→ Task goal
Copy out each line exactly; pictures stay out of the copy.

→ Dataset extract

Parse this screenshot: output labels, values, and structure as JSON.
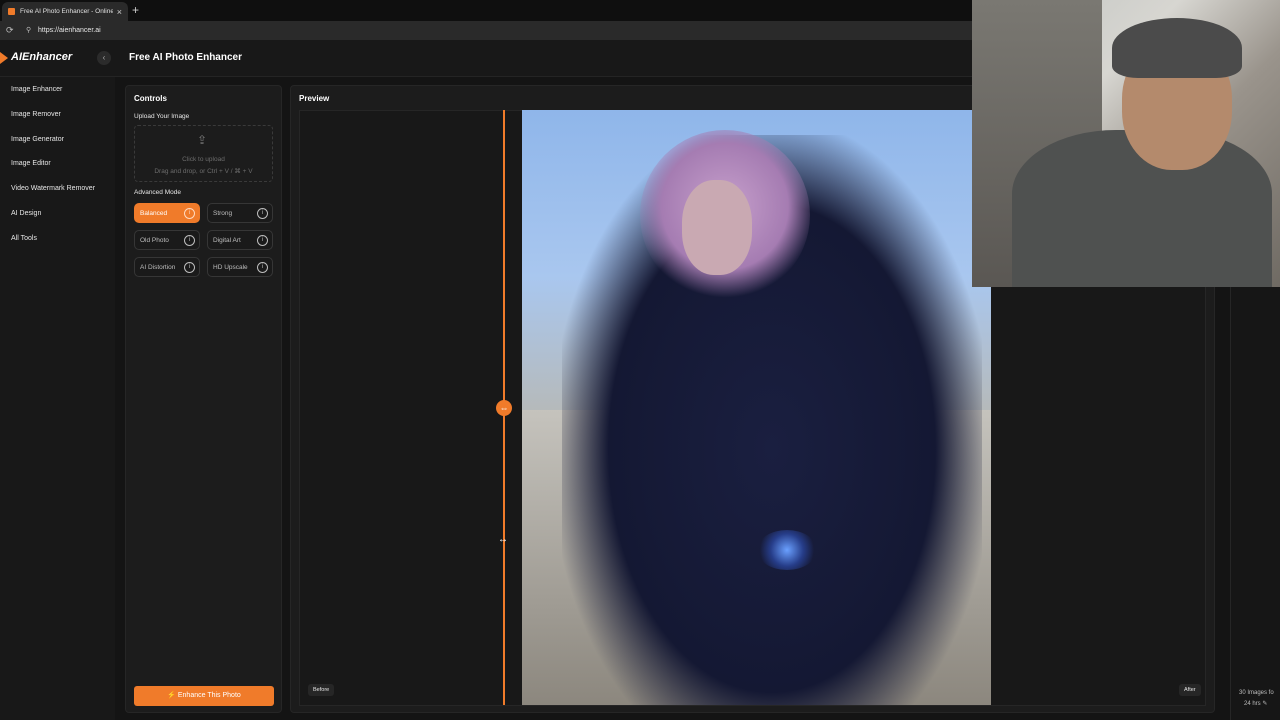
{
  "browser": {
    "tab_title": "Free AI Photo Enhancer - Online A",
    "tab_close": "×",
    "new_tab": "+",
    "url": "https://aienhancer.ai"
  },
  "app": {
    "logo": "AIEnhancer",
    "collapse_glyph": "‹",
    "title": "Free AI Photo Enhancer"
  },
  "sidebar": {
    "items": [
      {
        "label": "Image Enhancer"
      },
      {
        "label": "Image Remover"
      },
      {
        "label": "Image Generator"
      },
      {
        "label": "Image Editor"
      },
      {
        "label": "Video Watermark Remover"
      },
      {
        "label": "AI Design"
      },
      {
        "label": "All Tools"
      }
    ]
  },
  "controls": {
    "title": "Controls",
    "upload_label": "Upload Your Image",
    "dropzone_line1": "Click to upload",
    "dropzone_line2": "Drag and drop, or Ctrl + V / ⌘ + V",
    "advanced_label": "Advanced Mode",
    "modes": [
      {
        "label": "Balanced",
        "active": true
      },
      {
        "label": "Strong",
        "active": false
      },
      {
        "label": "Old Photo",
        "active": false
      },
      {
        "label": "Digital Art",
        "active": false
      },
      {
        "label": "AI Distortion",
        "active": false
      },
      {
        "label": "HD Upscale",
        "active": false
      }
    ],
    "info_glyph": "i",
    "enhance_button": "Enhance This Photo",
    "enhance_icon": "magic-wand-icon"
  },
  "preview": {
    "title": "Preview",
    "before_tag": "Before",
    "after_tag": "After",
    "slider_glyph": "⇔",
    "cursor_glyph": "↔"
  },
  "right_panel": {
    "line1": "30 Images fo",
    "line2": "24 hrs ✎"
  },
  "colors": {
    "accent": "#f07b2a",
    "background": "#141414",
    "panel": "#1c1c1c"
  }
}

→ Full response
Parse this screenshot: output labels, values, and structure as JSON.
{
  "browser": {
    "tab_title": "Free AI Photo Enhancer - Online A",
    "tab_close": "×",
    "new_tab": "+",
    "url": "https://aienhancer.ai"
  },
  "app": {
    "logo": "AIEnhancer",
    "collapse_glyph": "‹",
    "title": "Free AI Photo Enhancer"
  },
  "sidebar": {
    "items": [
      {
        "label": "Image Enhancer"
      },
      {
        "label": "Image Remover"
      },
      {
        "label": "Image Generator"
      },
      {
        "label": "Image Editor"
      },
      {
        "label": "Video Watermark Remover"
      },
      {
        "label": "AI Design"
      },
      {
        "label": "All Tools"
      }
    ]
  },
  "controls": {
    "title": "Controls",
    "upload_label": "Upload Your Image",
    "dropzone_line1": "Click to upload",
    "dropzone_line2": "Drag and drop, or Ctrl + V / ⌘ + V",
    "advanced_label": "Advanced Mode",
    "modes": [
      {
        "label": "Balanced",
        "active": true
      },
      {
        "label": "Strong",
        "active": false
      },
      {
        "label": "Old Photo",
        "active": false
      },
      {
        "label": "Digital Art",
        "active": false
      },
      {
        "label": "AI Distortion",
        "active": false
      },
      {
        "label": "HD Upscale",
        "active": false
      }
    ],
    "info_glyph": "i",
    "enhance_button": "Enhance This Photo",
    "enhance_icon": "magic-wand-icon"
  },
  "preview": {
    "title": "Preview",
    "before_tag": "Before",
    "after_tag": "After",
    "slider_glyph": "⇔",
    "cursor_glyph": "↔"
  },
  "right_panel": {
    "line1": "30 Images fo",
    "line2": "24 hrs ✎"
  },
  "colors": {
    "accent": "#f07b2a",
    "background": "#141414",
    "panel": "#1c1c1c"
  }
}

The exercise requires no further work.